[Begin]
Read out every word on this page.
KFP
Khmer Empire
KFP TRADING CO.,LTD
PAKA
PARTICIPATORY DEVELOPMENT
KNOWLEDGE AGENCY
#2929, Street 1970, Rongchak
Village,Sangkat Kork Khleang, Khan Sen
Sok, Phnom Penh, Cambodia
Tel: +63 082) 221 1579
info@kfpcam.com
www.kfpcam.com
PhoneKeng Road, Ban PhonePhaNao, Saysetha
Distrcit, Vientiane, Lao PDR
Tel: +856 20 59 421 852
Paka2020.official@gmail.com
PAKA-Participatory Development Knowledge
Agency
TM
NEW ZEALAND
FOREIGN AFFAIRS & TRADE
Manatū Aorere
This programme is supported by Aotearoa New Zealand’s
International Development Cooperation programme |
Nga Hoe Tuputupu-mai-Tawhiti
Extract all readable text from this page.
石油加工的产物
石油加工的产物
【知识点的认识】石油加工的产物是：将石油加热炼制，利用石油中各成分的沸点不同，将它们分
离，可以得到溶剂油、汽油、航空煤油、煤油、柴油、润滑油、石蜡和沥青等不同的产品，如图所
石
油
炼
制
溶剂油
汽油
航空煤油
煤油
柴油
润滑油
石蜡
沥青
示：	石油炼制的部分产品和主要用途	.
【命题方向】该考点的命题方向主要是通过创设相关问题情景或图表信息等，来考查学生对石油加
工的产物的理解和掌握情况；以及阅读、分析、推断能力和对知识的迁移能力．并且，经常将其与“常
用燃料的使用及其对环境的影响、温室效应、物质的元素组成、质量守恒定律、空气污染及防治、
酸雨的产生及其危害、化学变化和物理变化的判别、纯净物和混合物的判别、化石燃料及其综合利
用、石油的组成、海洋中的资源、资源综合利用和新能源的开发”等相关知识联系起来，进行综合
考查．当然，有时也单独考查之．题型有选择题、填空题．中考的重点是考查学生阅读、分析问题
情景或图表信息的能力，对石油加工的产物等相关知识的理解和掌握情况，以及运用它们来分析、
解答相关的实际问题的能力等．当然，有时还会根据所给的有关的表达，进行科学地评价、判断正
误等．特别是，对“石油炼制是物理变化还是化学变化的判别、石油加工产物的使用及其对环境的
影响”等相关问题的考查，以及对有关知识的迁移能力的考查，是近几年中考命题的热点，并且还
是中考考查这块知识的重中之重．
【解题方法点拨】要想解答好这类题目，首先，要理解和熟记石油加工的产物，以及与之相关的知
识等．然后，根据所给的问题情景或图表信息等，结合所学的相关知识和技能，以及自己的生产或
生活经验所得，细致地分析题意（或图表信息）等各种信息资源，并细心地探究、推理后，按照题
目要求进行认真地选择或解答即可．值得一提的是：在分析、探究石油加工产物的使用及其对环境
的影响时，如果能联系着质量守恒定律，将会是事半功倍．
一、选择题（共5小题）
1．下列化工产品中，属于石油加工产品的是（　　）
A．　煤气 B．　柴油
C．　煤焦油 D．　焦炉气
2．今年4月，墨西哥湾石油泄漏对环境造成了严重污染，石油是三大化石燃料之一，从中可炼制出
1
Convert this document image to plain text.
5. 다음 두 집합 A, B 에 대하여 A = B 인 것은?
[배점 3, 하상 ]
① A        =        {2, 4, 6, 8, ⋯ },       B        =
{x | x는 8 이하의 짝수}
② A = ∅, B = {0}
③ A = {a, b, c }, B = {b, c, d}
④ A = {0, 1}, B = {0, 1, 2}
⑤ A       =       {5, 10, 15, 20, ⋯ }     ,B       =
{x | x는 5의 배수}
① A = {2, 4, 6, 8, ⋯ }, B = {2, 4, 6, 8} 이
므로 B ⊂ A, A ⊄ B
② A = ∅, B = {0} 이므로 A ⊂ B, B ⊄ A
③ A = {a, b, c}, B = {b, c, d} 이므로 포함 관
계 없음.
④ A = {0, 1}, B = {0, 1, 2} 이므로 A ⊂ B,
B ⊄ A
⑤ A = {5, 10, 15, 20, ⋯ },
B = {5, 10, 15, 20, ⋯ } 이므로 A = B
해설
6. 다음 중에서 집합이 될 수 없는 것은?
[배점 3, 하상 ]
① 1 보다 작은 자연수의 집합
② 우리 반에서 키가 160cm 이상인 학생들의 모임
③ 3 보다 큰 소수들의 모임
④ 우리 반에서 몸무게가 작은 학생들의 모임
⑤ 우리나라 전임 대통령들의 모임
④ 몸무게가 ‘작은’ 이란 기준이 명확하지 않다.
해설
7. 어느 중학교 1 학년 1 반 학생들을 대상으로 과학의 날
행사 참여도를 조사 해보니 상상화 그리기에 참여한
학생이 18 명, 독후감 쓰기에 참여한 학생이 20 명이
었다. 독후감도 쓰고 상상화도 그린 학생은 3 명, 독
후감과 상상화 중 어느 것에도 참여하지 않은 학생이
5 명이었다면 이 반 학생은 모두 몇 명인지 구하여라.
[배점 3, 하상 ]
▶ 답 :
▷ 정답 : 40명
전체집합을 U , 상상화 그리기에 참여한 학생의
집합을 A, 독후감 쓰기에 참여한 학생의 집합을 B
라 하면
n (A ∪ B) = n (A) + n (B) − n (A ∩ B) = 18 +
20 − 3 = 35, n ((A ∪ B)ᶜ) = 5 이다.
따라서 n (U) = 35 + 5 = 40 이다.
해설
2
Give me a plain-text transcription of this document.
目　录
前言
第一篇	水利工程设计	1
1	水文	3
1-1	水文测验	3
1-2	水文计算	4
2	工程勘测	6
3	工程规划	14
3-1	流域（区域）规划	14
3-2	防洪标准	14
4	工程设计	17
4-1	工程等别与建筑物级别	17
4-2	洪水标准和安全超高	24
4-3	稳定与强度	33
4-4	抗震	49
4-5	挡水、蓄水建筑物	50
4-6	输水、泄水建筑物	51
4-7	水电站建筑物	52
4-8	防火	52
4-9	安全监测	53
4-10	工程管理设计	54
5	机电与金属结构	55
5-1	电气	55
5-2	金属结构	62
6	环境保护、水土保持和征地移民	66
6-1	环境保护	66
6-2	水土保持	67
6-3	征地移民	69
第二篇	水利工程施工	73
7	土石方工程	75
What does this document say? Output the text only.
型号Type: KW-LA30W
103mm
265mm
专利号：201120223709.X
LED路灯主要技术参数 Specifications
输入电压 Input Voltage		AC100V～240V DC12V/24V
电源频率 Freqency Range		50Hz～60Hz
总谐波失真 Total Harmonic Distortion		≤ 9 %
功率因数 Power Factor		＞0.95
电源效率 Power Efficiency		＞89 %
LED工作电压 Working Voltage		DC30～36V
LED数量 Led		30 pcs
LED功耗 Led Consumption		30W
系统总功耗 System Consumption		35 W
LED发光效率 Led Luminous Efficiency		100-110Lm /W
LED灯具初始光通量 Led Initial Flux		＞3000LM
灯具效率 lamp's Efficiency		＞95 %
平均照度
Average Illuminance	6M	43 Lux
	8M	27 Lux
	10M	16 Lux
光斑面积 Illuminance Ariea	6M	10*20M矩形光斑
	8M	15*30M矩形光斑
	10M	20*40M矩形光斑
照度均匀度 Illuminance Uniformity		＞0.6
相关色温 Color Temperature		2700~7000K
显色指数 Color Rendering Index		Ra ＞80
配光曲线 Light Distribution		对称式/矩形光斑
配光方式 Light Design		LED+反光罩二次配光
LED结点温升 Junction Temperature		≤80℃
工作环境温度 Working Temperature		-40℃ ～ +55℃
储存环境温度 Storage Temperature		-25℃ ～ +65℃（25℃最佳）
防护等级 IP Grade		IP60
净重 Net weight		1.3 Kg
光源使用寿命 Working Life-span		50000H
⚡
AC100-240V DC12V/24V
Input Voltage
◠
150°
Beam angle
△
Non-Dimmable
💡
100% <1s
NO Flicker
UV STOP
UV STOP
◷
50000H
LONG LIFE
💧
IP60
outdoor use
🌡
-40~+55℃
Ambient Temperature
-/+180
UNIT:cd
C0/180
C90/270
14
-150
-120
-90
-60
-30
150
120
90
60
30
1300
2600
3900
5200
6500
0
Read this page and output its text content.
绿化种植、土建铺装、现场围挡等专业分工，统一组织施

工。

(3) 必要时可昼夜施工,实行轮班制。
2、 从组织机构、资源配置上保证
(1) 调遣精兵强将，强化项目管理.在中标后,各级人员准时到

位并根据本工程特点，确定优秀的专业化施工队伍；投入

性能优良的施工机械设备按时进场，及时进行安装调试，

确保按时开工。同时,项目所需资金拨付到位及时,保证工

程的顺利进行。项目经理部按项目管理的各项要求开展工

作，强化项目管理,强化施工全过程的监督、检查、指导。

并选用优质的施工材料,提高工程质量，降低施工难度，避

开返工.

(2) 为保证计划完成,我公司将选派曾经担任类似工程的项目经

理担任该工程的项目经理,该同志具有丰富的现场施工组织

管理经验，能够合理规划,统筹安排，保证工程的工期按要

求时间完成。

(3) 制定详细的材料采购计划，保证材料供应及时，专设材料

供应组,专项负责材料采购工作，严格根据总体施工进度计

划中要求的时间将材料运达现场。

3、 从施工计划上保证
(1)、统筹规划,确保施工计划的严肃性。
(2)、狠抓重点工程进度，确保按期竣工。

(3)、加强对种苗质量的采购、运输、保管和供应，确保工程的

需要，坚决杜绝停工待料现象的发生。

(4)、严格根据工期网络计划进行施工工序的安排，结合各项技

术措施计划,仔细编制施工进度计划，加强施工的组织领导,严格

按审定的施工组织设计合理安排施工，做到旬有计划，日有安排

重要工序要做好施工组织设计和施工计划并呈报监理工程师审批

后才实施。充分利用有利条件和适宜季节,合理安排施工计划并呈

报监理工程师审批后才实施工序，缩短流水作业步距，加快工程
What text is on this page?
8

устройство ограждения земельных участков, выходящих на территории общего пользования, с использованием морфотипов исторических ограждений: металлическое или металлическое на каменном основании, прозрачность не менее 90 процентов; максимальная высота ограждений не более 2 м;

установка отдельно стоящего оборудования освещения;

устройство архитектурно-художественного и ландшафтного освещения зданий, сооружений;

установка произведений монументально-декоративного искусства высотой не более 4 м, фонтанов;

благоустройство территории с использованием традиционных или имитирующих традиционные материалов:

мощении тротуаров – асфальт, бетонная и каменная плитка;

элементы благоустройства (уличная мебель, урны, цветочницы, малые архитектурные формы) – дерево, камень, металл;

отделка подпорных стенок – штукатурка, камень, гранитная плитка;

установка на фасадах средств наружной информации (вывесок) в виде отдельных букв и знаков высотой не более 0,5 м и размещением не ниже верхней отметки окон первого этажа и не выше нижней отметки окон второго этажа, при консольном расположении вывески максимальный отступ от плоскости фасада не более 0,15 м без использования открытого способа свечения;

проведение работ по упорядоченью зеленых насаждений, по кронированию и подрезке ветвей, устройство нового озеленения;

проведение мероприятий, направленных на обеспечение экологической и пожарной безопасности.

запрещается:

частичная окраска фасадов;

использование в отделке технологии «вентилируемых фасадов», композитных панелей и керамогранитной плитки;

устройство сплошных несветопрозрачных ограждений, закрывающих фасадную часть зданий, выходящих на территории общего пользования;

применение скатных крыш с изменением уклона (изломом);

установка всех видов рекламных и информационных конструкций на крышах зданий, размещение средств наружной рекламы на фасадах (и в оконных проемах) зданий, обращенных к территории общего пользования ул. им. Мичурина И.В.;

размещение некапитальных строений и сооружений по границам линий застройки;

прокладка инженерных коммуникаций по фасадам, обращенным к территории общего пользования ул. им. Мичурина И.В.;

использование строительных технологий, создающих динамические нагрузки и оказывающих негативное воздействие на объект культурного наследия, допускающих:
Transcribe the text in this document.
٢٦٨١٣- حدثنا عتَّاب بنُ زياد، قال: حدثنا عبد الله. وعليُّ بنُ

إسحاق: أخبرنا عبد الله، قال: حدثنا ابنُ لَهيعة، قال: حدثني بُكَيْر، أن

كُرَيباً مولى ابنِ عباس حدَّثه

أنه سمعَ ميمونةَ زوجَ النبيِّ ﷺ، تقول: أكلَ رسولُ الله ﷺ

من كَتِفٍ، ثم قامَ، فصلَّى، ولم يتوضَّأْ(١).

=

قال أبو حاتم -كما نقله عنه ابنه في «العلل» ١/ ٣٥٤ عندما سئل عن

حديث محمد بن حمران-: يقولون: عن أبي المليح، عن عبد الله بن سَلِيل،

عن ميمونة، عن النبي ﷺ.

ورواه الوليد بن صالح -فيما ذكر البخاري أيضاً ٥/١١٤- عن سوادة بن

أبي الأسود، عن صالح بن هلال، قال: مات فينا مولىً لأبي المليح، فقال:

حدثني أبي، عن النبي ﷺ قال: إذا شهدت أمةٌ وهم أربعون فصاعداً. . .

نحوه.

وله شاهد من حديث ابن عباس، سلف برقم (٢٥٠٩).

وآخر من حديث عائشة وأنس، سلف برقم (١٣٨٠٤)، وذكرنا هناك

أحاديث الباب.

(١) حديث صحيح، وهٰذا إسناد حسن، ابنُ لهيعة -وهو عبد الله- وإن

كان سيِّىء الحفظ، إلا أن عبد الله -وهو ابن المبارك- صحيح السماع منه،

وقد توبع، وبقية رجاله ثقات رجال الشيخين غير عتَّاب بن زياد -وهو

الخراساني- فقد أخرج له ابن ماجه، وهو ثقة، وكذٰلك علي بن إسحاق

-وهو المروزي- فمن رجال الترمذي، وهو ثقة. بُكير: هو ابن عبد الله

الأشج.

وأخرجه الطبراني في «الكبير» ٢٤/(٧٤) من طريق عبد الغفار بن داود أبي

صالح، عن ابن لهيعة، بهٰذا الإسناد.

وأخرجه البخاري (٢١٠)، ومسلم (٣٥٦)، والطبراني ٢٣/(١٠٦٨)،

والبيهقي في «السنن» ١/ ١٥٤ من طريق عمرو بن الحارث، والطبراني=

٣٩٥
[End]
# Task to complete
Find the string "وأخرجه" in the listing and return every line that holds it.

# The result
وأخرجه الطبراني في «الكبير» ٢٤/(٧٤) من طريق عبد الغفار بن داود أبي
وأخرجه البخاري (٢١٠)، ومسلم (٣٥٦)، والطبراني ٢٣/(١٠٦٨)،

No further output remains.